● PROVIDED RECORDS
▽
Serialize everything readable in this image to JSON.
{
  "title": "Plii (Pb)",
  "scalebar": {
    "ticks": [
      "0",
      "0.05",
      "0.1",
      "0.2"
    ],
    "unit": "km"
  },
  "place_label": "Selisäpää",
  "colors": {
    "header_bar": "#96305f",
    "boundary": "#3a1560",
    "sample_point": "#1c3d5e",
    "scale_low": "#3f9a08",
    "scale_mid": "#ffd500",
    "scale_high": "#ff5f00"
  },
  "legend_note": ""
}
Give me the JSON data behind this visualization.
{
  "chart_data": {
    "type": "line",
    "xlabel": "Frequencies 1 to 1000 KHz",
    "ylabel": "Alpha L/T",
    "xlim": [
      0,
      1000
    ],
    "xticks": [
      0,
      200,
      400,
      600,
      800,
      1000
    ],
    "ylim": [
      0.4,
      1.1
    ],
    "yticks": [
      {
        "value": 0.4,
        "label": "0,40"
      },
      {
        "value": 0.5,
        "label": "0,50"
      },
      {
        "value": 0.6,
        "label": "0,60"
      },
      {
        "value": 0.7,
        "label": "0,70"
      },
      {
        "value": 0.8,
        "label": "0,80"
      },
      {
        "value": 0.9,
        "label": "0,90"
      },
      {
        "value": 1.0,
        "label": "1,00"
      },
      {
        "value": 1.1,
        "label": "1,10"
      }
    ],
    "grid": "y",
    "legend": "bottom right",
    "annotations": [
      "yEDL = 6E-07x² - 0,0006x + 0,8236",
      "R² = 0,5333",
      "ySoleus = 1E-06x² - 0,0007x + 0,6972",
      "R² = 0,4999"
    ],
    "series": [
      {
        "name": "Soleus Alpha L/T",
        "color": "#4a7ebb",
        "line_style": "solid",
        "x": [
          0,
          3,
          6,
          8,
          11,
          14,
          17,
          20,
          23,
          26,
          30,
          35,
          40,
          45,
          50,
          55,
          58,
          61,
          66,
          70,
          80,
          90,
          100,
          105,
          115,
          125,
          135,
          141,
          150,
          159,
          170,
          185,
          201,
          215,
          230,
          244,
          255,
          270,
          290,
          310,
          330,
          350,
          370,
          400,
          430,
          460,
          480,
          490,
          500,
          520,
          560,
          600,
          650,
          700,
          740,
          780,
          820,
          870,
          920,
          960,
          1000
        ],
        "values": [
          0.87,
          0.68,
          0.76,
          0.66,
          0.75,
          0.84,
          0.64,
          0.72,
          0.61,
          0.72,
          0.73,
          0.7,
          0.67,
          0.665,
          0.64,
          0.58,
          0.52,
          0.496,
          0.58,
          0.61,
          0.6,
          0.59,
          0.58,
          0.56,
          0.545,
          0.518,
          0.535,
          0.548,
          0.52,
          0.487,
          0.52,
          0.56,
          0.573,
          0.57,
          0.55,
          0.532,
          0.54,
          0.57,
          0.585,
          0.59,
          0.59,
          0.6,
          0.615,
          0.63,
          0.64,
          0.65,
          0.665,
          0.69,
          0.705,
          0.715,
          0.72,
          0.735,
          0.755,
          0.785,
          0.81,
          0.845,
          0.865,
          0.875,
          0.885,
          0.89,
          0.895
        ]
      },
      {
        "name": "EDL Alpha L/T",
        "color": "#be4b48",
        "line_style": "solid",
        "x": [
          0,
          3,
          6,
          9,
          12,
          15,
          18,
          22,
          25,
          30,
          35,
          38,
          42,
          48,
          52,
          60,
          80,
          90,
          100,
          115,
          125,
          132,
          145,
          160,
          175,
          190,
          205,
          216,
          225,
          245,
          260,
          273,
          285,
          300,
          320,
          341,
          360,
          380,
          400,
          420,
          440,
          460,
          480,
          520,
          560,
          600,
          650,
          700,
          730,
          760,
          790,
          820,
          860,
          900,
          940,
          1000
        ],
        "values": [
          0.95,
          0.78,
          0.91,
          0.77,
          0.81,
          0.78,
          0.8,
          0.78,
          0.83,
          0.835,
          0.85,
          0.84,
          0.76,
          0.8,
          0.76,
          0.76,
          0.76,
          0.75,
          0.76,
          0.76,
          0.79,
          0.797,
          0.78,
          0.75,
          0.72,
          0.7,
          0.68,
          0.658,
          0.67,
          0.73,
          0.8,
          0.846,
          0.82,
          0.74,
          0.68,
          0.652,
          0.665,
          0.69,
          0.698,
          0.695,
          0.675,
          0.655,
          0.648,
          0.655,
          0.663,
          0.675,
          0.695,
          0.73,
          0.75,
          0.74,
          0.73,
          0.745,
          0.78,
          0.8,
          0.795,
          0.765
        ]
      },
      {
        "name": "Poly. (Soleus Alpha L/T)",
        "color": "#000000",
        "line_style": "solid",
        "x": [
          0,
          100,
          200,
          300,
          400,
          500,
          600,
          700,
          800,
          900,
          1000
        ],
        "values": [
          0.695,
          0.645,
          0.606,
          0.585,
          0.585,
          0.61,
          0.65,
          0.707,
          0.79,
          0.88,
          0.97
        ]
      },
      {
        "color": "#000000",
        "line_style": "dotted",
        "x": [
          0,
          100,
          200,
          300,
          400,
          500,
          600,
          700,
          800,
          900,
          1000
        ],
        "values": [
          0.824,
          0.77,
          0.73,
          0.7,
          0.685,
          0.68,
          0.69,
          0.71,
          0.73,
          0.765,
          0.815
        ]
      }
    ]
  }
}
△
● GOAL OF THE EXERCISE
Restate the listing in full, word for word.

● WRITTEN SOLUTION
Serialize everything readable in this image to JSON.
{
  "title": "Plii (Pb)",
  "scalebar": {
    "ticks": [
      "0",
      "0.05",
      "0.1",
      "0.2"
    ],
    "unit": "km"
  },
  "place_label": "Selisäpää",
  "colors": {
    "header_bar": "#96305f",
    "boundary": "#3a1560",
    "sample_point": "#1c3d5e",
    "scale_low": "#3f9a08",
    "scale_mid": "#ffd500",
    "scale_high": "#ff5f00"
  },
  "legend_note": ""
}
Give me the JSON data behind this visualization.
{
  "chart_data": {
    "type": "line",
    "xlabel": "Frequencies 1 to 1000 KHz",
    "ylabel": "Alpha L/T",
    "xlim": [
      0,
      1000
    ],
    "xticks": [
      0,
      200,
      400,
      600,
      800,
      1000
    ],
    "ylim": [
      0.4,
      1.1
    ],
    "yticks": [
      {
        "value": 0.4,
        "label": "0,40"
      },
      {
        "value": 0.5,
        "label": "0,50"
      },
      {
        "value": 0.6,
        "label": "0,60"
      },
      {
        "value": 0.7,
        "label": "0,70"
      },
      {
        "value": 0.8,
        "label": "0,80"
      },
      {
        "value": 0.9,
        "label": "0,90"
      },
      {
        "value": 1.0,
        "label": "1,00"
      },
      {
        "value": 1.1,
        "label": "1,10"
      }
    ],
    "grid": "y",
    "legend": "bottom right",
    "annotations": [
      "yEDL = 6E-07x² - 0,0006x + 0,8236",
      "R² = 0,5333",
      "ySoleus = 1E-06x² - 0,0007x + 0,6972",
      "R² = 0,4999"
    ],
    "series": [
      {
        "name": "Soleus Alpha L/T",
        "color": "#4a7ebb",
        "line_style": "solid",
        "x": [
          0,
          3,
          6,
          8,
          11,
          14,
          17,
          20,
          23,
          26,
          30,
          35,
          40,
          45,
          50,
          55,
          58,
          61,
          66,
          70,
          80,
          90,
          100,
          105,
          115,
          125,
          135,
          141,
          150,
          159,
          170,
          185,
          201,
          215,
          230,
          244,
          255,
          270,
          290,
          310,
          330,
          350,
          370,
          400,
          430,
          460,
          480,
          490,
          500,
          520,
          560,
          600,
          650,
          700,
          740,
          780,
          820,
          870,
          920,
          960,
          1000
        ],
        "values": [
          0.87,
          0.68,
          0.76,
          0.66,
          0.75,
          0.84,
          0.64,
          0.72,
          0.61,
          0.72,
          0.73,
          0.7,
          0.67,
          0.665,
          0.64,
          0.58,
          0.52,
          0.496,
          0.58,
          0.61,
          0.6,
          0.59,
          0.58,
          0.56,
          0.545,
          0.518,
          0.535,
          0.548,
          0.52,
          0.487,
          0.52,
          0.56,
          0.573,
          0.57,
          0.55,
          0.532,
          0.54,
          0.57,
          0.585,
          0.59,
          0.59,
          0.6,
          0.615,
          0.63,
          0.64,
          0.65,
          0.665,
          0.69,
          0.705,
          0.715,
          0.72,
          0.735,
          0.755,
          0.785,
          0.81,
          0.845,
          0.865,
          0.875,
          0.885,
          0.89,
          0.895
        ]
      },
      {
        "name": "EDL Alpha L/T",
        "color": "#be4b48",
        "line_style": "solid",
        "x": [
          0,
          3,
          6,
          9,
          12,
          15,
          18,
          22,
          25,
          30,
          35,
          38,
          42,
          48,
          52,
          60,
          80,
          90,
          100,
          115,
          125,
          132,
          145,
          160,
          175,
          190,
          205,
          216,
          225,
          245,
          260,
          273,
          285,
          300,
          320,
          341,
          360,
          380,
          400,
          420,
          440,
          460,
          480,
          520,
          560,
          600,
          650,
          700,
          730,
          760,
          790,
          820,
          860,
          900,
          940,
          1000
        ],
        "values": [
          0.95,
          0.78,
          0.91,
          0.77,
          0.81,
          0.78,
          0.8,
          0.78,
          0.83,
          0.835,
          0.85,
          0.84,
          0.76,
          0.8,
          0.76,
          0.76,
          0.76,
          0.75,
          0.76,
          0.76,
          0.79,
          0.797,
          0.78,
          0.75,
          0.72,
          0.7,
          0.68,
          0.658,
          0.67,
          0.73,
          0.8,
          0.846,
          0.82,
          0.74,
          0.68,
          0.652,
          0.665,
          0.69,
          0.698,
          0.695,
          0.675,
          0.655,
          0.648,
          0.655,
          0.663,
          0.675,
          0.695,
          0.73,
          0.75,
          0.74,
          0.73,
          0.745,
          0.78,
          0.8,
          0.795,
          0.765
        ]
      },
      {
        "name": "Poly. (Soleus Alpha L/T)",
        "color": "#000000",
        "line_style": "solid",
        "x": [
          0,
          100,
          200,
          300,
          400,
          500,
          600,
          700,
          800,
          900,
          1000
        ],
        "values": [
          0.695,
          0.645,
          0.606,
          0.585,
          0.585,
          0.61,
          0.65,
          0.707,
          0.79,
          0.88,
          0.97
        ]
      },
      {
        "color": "#000000",
        "line_style": "dotted",
        "x": [
          0,
          100,
          200,
          300,
          400,
          500,
          600,
          700,
          800,
          900,
          1000
        ],
        "values": [
          0.824,
          0.77,
          0.73,
          0.7,
          0.685,
          0.68,
          0.69,
          0.71,
          0.73,
          0.765,
          0.815
        ]
      }
    ]
  }
}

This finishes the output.